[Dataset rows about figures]

——

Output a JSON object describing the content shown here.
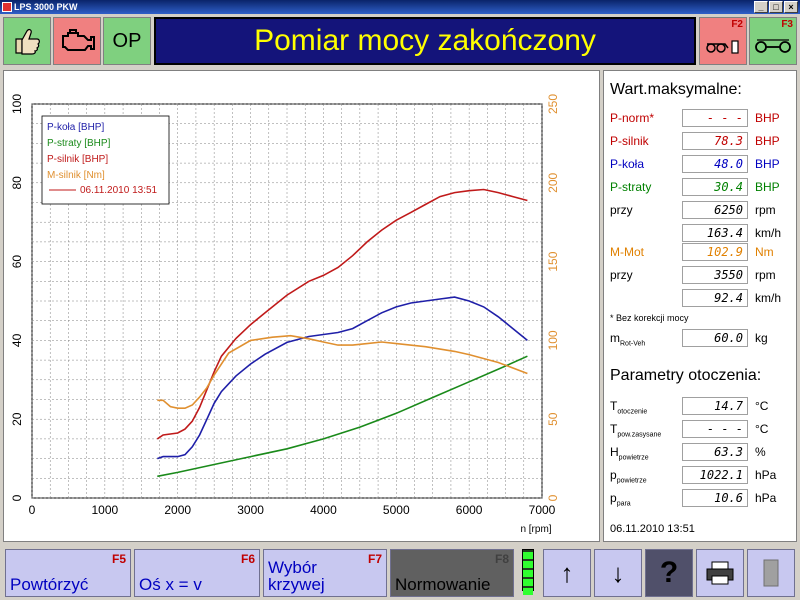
{
  "window": {
    "title": "LPS 3000 PKW"
  },
  "toolbar": {
    "op_label": "OP",
    "f2": "F2",
    "f3": "F3"
  },
  "banner": {
    "text": "Pomiar mocy zakończony"
  },
  "chart_data": {
    "type": "line",
    "xlabel": "n [rpm]",
    "xlim": [
      0,
      7000
    ],
    "xticks": [
      0,
      1000,
      2000,
      3000,
      4000,
      5000,
      6000,
      7000
    ],
    "ylim_left": [
      0,
      100
    ],
    "yticks_left": [
      0,
      20,
      40,
      60,
      80,
      100
    ],
    "ylim_right": [
      0,
      250
    ],
    "yticks_right": [
      0,
      50,
      100,
      150,
      200,
      250
    ],
    "grid": true,
    "legend_placement": "top-left",
    "legend": [
      "P-koła [BHP]",
      "P-straty [BHP]",
      "P-silnik [BHP]",
      "M-silnik [Nm]"
    ],
    "legend_date": "06.11.2010 13:51",
    "colors": {
      "kola": "#1f1fa8",
      "straty": "#1a8a1a",
      "silnik": "#c01a1a",
      "moment": "#e09030"
    },
    "series": [
      {
        "name": "P-koła [BHP]",
        "axis": "left",
        "color": "#1f1fa8",
        "x": [
          1720,
          1800,
          2000,
          2100,
          2200,
          2300,
          2400,
          2500,
          2600,
          2800,
          3000,
          3200,
          3500,
          3800,
          4000,
          4200,
          4400,
          4600,
          4800,
          5000,
          5200,
          5400,
          5600,
          5800,
          6000,
          6200,
          6400,
          6600,
          6800
        ],
        "y": [
          10,
          10.5,
          10.5,
          11,
          13,
          16,
          20,
          24,
          27,
          31,
          34,
          36.5,
          39.5,
          41,
          41.5,
          42,
          43,
          45,
          47,
          48.5,
          49.5,
          50,
          50.5,
          51,
          50,
          48.5,
          46,
          43,
          40
        ]
      },
      {
        "name": "P-straty [BHP]",
        "axis": "left",
        "color": "#1a8a1a",
        "x": [
          1720,
          2000,
          2500,
          3000,
          3500,
          4000,
          4500,
          5000,
          5500,
          6000,
          6500,
          6800
        ],
        "y": [
          5.5,
          6.5,
          8.5,
          10.5,
          12.5,
          15,
          18,
          21.5,
          25.5,
          29.5,
          33.5,
          36
        ]
      },
      {
        "name": "P-silnik [BHP]",
        "axis": "left",
        "color": "#c01a1a",
        "x": [
          1720,
          1800,
          2000,
          2100,
          2200,
          2300,
          2400,
          2500,
          2600,
          2800,
          3000,
          3200,
          3500,
          3800,
          4000,
          4200,
          4400,
          4600,
          4800,
          5000,
          5200,
          5400,
          5600,
          5800,
          6000,
          6200,
          6400,
          6600,
          6800
        ],
        "y": [
          15,
          16,
          16.5,
          17.5,
          19.5,
          23,
          27.5,
          32,
          36,
          40.5,
          44,
          47,
          51.5,
          55,
          56.5,
          58.5,
          61.5,
          65,
          68,
          70.5,
          72.5,
          74.5,
          76.5,
          77.5,
          78,
          78.3,
          77.5,
          76.5,
          75.5
        ]
      },
      {
        "name": "M-silnik [Nm]",
        "axis": "right",
        "color": "#e09030",
        "x": [
          1720,
          1800,
          1900,
          2000,
          2100,
          2200,
          2300,
          2400,
          2500,
          2700,
          3000,
          3300,
          3550,
          3800,
          4000,
          4200,
          4400,
          4600,
          4800,
          5000,
          5400,
          5800,
          6000,
          6400,
          6800
        ],
        "y": [
          62,
          62,
          58,
          57,
          57,
          59,
          64,
          70,
          78,
          92,
          100,
          102,
          103,
          101,
          99,
          97,
          97,
          98,
          99,
          98,
          96,
          93,
          91,
          86,
          79
        ]
      }
    ]
  },
  "side": {
    "max_title": "Wart.maksymalne:",
    "rows": [
      {
        "label": "P-norm*",
        "value": "- - - -.-",
        "unit": "BHP",
        "color": "#c00000",
        "valcolor": "#c00000"
      },
      {
        "label": "P-silnik",
        "value": "78.3",
        "unit": "BHP",
        "color": "#c00000",
        "valcolor": "#c00000"
      },
      {
        "label": "P-koła",
        "value": "48.0",
        "unit": "BHP",
        "color": "#0000c0",
        "valcolor": "#0000c0"
      },
      {
        "label": "P-straty",
        "value": "30.4",
        "unit": "BHP",
        "color": "#008000",
        "valcolor": "#008000"
      },
      {
        "label": "przy",
        "value": "6250",
        "unit": "rpm",
        "color": "#000000",
        "valcolor": "#000000"
      },
      {
        "label": "",
        "value": "163.4",
        "unit": "km/h",
        "color": "#000000",
        "valcolor": "#000000"
      },
      {
        "label": "M-Mot",
        "value": "102.9",
        "unit": "Nm",
        "color": "#e08000",
        "valcolor": "#e08000"
      },
      {
        "label": "przy",
        "value": "3550",
        "unit": "rpm",
        "color": "#000000",
        "valcolor": "#000000"
      },
      {
        "label": "",
        "value": "92.4",
        "unit": "km/h",
        "color": "#000000",
        "valcolor": "#000000"
      }
    ],
    "note": "* Bez korekcji mocy",
    "mass": {
      "label": "m",
      "sub": "Rot-Veh",
      "value": "60.0",
      "unit": "kg"
    },
    "env_title": "Parametry otoczenia:",
    "env": [
      {
        "label": "T",
        "sub": "otoczenie",
        "value": "14.7",
        "unit": "°C"
      },
      {
        "label": "T",
        "sub": "pow.zasysane",
        "value": "- - - -.-",
        "unit": "°C"
      },
      {
        "label": "H",
        "sub": "powietrze",
        "value": "63.3",
        "unit": "%"
      },
      {
        "label": "p",
        "sub": "powietrze",
        "value": "1022.1",
        "unit": "hPa"
      },
      {
        "label": "p",
        "sub": "para",
        "value": "10.6",
        "unit": "hPa"
      }
    ],
    "date": "06.11.2010  13:51"
  },
  "bottom": {
    "buttons": [
      {
        "label": "Powtórzyć",
        "key": "F5"
      },
      {
        "label": "Oś x = v",
        "key": "F6"
      },
      {
        "label": "Wybór krzywej",
        "key": "F7"
      },
      {
        "label": "Normowanie",
        "key": "F8"
      }
    ]
  }
}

——

- **DIRECTIONS**: Every line of the data should be copied as it stands, without the images.

- **EXERCISE OUTPUT**:
Output a JSON object describing the content shown here.
{
  "window": {
    "title": "LPS 3000 PKW"
  },
  "toolbar": {
    "op_label": "OP",
    "f2": "F2",
    "f3": "F3"
  },
  "banner": {
    "text": "Pomiar mocy zakończony"
  },
  "chart_data": {
    "type": "line",
    "xlabel": "n [rpm]",
    "xlim": [
      0,
      7000
    ],
    "xticks": [
      0,
      1000,
      2000,
      3000,
      4000,
      5000,
      6000,
      7000
    ],
    "ylim_left": [
      0,
      100
    ],
    "yticks_left": [
      0,
      20,
      40,
      60,
      80,
      100
    ],
    "ylim_right": [
      0,
      250
    ],
    "yticks_right": [
      0,
      50,
      100,
      150,
      200,
      250
    ],
    "grid": true,
    "legend_placement": "top-left",
    "legend": [
      "P-koła [BHP]",
      "P-straty [BHP]",
      "P-silnik [BHP]",
      "M-silnik [Nm]"
    ],
    "legend_date": "06.11.2010 13:51",
    "colors": {
      "kola": "#1f1fa8",
      "straty": "#1a8a1a",
      "silnik": "#c01a1a",
      "moment": "#e09030"
    },
    "series": [
      {
        "name": "P-koła [BHP]",
        "axis": "left",
        "color": "#1f1fa8",
        "x": [
          1720,
          1800,
          2000,
          2100,
          2200,
          2300,
          2400,
          2500,
          2600,
          2800,
          3000,
          3200,
          3500,
          3800,
          4000,
          4200,
          4400,
          4600,
          4800,
          5000,
          5200,
          5400,
          5600,
          5800,
          6000,
          6200,
          6400,
          6600,
          6800
        ],
        "y": [
          10,
          10.5,
          10.5,
          11,
          13,
          16,
          20,
          24,
          27,
          31,
          34,
          36.5,
          39.5,
          41,
          41.5,
          42,
          43,
          45,
          47,
          48.5,
          49.5,
          50,
          50.5,
          51,
          50,
          48.5,
          46,
          43,
          40
        ]
      },
      {
        "name": "P-straty [BHP]",
        "axis": "left",
        "color": "#1a8a1a",
        "x": [
          1720,
          2000,
          2500,
          3000,
          3500,
          4000,
          4500,
          5000,
          5500,
          6000,
          6500,
          6800
        ],
        "y": [
          5.5,
          6.5,
          8.5,
          10.5,
          12.5,
          15,
          18,
          21.5,
          25.5,
          29.5,
          33.5,
          36
        ]
      },
      {
        "name": "P-silnik [BHP]",
        "axis": "left",
        "color": "#c01a1a",
        "x": [
          1720,
          1800,
          2000,
          2100,
          2200,
          2300,
          2400,
          2500,
          2600,
          2800,
          3000,
          3200,
          3500,
          3800,
          4000,
          4200,
          4400,
          4600,
          4800,
          5000,
          5200,
          5400,
          5600,
          5800,
          6000,
          6200,
          6400,
          6600,
          6800
        ],
        "y": [
          15,
          16,
          16.5,
          17.5,
          19.5,
          23,
          27.5,
          32,
          36,
          40.5,
          44,
          47,
          51.5,
          55,
          56.5,
          58.5,
          61.5,
          65,
          68,
          70.5,
          72.5,
          74.5,
          76.5,
          77.5,
          78,
          78.3,
          77.5,
          76.5,
          75.5
        ]
      },
      {
        "name": "M-silnik [Nm]",
        "axis": "right",
        "color": "#e09030",
        "x": [
          1720,
          1800,
          1900,
          2000,
          2100,
          2200,
          2300,
          2400,
          2500,
          2700,
          3000,
          3300,
          3550,
          3800,
          4000,
          4200,
          4400,
          4600,
          4800,
          5000,
          5400,
          5800,
          6000,
          6400,
          6800
        ],
        "y": [
          62,
          62,
          58,
          57,
          57,
          59,
          64,
          70,
          78,
          92,
          100,
          102,
          103,
          101,
          99,
          97,
          97,
          98,
          99,
          98,
          96,
          93,
          91,
          86,
          79
        ]
      }
    ]
  },
  "side": {
    "max_title": "Wart.maksymalne:",
    "rows": [
      {
        "label": "P-norm*",
        "value": "- - - -.-",
        "unit": "BHP",
        "color": "#c00000",
        "valcolor": "#c00000"
      },
      {
        "label": "P-silnik",
        "value": "78.3",
        "unit": "BHP",
        "color": "#c00000",
        "valcolor": "#c00000"
      },
      {
        "label": "P-koła",
        "value": "48.0",
        "unit": "BHP",
        "color": "#0000c0",
        "valcolor": "#0000c0"
      },
      {
        "label": "P-straty",
        "value": "30.4",
        "unit": "BHP",
        "color": "#008000",
        "valcolor": "#008000"
      },
      {
        "label": "przy",
        "value": "6250",
        "unit": "rpm",
        "color": "#000000",
        "valcolor": "#000000"
      },
      {
        "label": "",
        "value": "163.4",
        "unit": "km/h",
        "color": "#000000",
        "valcolor": "#000000"
      },
      {
        "label": "M-Mot",
        "value": "102.9",
        "unit": "Nm",
        "color": "#e08000",
        "valcolor": "#e08000"
      },
      {
        "label": "przy",
        "value": "3550",
        "unit": "rpm",
        "color": "#000000",
        "valcolor": "#000000"
      },
      {
        "label": "",
        "value": "92.4",
        "unit": "km/h",
        "color": "#000000",
        "valcolor": "#000000"
      }
    ],
    "note": "* Bez korekcji mocy",
    "mass": {
      "label": "m",
      "sub": "Rot-Veh",
      "value": "60.0",
      "unit": "kg"
    },
    "env_title": "Parametry otoczenia:",
    "env": [
      {
        "label": "T",
        "sub": "otoczenie",
        "value": "14.7",
        "unit": "°C"
      },
      {
        "label": "T",
        "sub": "pow.zasysane",
        "value": "- - - -.-",
        "unit": "°C"
      },
      {
        "label": "H",
        "sub": "powietrze",
        "value": "63.3",
        "unit": "%"
      },
      {
        "label": "p",
        "sub": "powietrze",
        "value": "1022.1",
        "unit": "hPa"
      },
      {
        "label": "p",
        "sub": "para",
        "value": "10.6",
        "unit": "hPa"
      }
    ],
    "date": "06.11.2010  13:51"
  },
  "bottom": {
    "buttons": [
      {
        "label": "Powtórzyć",
        "key": "F5"
      },
      {
        "label": "Oś x = v",
        "key": "F6"
      },
      {
        "label": "Wybór krzywej",
        "key": "F7"
      },
      {
        "label": "Normowanie",
        "key": "F8"
      }
    ]
  }
}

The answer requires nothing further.